◆ SET EXERCISE ◆
Tell how many lines have the string "privacy" in them, and write nothing besides the number.

[Start SOURCE DATA]

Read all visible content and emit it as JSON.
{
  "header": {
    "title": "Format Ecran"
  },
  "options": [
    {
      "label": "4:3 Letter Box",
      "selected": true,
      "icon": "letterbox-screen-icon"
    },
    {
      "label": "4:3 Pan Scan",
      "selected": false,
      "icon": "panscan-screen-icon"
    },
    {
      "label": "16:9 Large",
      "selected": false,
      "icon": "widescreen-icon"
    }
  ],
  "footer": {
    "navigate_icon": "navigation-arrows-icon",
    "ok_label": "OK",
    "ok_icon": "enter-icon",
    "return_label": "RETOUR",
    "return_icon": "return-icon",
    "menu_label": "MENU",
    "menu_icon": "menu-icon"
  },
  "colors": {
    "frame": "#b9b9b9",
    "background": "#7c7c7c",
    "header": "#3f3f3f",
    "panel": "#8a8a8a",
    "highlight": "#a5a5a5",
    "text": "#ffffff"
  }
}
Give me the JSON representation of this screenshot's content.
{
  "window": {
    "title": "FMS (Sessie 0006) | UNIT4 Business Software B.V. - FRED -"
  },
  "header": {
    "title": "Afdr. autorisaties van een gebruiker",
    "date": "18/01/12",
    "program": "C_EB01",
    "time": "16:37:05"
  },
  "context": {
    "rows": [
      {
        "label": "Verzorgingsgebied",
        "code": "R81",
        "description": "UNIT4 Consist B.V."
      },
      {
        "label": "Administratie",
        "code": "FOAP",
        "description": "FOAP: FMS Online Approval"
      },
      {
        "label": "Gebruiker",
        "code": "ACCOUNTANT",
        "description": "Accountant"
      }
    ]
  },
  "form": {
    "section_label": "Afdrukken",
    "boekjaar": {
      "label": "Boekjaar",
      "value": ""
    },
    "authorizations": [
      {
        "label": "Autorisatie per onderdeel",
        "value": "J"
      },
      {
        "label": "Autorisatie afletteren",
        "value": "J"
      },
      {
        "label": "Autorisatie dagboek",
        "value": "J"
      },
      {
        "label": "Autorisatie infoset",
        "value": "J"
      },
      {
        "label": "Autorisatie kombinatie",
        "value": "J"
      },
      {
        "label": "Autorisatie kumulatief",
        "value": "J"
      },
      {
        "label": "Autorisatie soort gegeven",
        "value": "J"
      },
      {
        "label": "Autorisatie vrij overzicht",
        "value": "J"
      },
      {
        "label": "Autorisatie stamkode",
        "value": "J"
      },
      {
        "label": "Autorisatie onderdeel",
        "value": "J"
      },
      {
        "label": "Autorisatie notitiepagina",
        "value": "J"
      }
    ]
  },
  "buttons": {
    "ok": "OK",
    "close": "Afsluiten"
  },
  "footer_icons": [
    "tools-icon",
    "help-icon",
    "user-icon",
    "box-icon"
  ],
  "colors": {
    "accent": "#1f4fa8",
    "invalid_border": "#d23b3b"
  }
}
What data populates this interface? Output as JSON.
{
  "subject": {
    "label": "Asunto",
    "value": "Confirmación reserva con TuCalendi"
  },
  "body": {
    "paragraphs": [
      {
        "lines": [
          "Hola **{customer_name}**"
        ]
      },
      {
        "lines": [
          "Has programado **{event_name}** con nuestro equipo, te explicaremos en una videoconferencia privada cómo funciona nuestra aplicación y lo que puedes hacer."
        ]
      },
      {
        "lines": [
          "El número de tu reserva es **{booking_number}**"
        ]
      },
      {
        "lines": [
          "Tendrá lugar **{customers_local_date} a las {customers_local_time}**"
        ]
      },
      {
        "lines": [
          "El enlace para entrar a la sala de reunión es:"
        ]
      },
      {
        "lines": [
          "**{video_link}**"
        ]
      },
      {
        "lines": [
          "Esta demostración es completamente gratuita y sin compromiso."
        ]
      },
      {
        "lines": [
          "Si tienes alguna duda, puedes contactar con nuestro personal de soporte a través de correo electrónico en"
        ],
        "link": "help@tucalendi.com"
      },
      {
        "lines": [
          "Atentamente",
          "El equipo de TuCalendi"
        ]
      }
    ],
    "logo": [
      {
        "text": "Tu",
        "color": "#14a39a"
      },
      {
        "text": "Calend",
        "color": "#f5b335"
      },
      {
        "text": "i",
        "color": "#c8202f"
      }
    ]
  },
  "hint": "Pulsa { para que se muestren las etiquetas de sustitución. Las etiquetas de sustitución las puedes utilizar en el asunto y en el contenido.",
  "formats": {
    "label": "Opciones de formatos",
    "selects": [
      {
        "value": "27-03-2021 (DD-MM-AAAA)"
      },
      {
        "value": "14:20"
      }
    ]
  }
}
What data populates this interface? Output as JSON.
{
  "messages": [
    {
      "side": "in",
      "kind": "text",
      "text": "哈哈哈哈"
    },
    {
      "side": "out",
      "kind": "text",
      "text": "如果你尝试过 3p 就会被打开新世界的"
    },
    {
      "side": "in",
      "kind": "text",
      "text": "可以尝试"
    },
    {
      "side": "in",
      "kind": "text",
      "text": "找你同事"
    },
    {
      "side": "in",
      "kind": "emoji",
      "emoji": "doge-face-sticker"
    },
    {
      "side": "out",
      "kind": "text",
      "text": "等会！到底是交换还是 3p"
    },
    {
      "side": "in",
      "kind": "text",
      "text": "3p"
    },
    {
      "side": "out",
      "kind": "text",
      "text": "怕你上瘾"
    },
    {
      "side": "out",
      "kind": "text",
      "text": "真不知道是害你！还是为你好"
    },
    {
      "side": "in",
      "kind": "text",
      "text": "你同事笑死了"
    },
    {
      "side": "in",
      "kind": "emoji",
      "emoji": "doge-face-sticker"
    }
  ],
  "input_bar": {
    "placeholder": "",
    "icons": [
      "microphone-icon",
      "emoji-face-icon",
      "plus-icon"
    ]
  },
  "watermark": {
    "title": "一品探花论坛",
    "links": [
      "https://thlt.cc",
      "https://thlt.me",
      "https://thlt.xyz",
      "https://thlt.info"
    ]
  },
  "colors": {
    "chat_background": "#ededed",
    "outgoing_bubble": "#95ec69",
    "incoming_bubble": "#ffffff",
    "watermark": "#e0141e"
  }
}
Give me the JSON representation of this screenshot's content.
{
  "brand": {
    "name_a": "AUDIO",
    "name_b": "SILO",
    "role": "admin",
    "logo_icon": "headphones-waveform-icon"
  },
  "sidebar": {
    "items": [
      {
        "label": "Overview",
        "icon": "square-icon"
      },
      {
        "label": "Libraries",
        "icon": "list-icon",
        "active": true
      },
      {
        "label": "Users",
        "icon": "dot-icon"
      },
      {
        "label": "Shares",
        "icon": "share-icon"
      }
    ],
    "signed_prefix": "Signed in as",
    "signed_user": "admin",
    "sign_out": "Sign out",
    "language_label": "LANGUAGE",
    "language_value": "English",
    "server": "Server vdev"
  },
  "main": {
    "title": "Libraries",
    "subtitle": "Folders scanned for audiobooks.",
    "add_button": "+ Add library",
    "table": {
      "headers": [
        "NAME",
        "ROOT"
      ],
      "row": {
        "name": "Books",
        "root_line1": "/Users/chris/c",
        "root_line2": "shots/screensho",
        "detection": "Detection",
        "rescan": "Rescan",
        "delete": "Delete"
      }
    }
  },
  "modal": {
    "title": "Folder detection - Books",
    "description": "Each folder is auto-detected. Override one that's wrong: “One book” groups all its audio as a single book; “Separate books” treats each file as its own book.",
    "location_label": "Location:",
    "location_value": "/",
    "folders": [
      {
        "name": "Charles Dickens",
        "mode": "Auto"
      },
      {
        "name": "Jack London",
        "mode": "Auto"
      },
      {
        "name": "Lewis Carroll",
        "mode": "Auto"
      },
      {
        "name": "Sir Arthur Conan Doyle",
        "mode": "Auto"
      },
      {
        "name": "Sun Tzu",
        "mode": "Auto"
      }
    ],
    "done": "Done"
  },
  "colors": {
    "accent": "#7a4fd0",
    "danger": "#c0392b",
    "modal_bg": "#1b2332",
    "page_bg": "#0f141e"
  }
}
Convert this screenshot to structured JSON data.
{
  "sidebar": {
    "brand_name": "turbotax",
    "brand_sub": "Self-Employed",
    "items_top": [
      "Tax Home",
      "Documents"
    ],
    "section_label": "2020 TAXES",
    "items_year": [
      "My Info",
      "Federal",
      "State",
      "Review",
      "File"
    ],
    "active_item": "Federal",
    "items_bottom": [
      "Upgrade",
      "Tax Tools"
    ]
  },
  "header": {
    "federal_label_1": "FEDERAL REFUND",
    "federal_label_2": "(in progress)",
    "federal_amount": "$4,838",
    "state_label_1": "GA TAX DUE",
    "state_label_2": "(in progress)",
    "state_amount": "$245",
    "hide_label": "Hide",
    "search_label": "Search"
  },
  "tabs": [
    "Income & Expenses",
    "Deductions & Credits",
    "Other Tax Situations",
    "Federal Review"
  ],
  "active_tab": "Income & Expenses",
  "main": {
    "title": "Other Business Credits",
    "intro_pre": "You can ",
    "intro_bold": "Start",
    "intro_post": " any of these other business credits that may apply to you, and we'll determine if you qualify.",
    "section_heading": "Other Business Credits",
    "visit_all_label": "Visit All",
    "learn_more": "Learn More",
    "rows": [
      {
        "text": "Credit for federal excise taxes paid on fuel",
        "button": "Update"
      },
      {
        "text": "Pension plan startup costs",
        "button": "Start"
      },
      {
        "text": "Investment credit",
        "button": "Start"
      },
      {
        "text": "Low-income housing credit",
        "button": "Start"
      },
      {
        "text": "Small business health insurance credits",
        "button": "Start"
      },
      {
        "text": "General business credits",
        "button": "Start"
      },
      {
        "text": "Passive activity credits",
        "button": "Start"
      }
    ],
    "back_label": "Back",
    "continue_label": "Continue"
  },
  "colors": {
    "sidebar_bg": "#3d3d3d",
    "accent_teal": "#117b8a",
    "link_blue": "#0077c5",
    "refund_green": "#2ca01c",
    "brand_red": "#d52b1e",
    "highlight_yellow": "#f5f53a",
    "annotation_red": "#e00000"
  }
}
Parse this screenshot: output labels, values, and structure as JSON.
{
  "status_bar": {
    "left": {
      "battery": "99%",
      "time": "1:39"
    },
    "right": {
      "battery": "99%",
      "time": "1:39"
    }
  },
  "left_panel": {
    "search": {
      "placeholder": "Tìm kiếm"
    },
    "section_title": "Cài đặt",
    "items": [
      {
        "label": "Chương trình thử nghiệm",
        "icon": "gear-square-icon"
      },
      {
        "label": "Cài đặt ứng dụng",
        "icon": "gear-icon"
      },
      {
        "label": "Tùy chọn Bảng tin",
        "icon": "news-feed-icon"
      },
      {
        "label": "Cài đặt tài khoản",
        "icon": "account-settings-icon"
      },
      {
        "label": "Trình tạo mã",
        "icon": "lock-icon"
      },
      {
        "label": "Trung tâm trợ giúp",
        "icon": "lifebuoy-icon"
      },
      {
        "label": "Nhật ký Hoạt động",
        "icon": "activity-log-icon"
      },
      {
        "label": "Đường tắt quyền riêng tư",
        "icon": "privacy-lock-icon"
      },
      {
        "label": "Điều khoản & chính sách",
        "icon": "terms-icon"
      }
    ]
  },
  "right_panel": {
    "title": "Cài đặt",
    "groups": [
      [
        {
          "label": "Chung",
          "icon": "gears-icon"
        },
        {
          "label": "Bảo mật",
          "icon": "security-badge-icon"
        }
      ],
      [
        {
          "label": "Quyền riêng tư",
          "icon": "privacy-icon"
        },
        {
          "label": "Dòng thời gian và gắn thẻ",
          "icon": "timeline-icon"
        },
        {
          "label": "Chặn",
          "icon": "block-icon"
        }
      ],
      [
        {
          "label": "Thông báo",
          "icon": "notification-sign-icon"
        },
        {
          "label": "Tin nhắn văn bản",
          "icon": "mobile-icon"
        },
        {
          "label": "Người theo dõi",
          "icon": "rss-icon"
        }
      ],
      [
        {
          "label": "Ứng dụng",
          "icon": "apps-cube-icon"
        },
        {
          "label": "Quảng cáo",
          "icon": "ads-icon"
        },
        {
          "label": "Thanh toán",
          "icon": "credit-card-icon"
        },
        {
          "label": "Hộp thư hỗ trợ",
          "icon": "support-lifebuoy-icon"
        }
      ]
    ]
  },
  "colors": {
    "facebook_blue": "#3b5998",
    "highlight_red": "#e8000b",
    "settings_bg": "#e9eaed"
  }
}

[End SOURCE DATA]

◆ SOLUTION ◆
2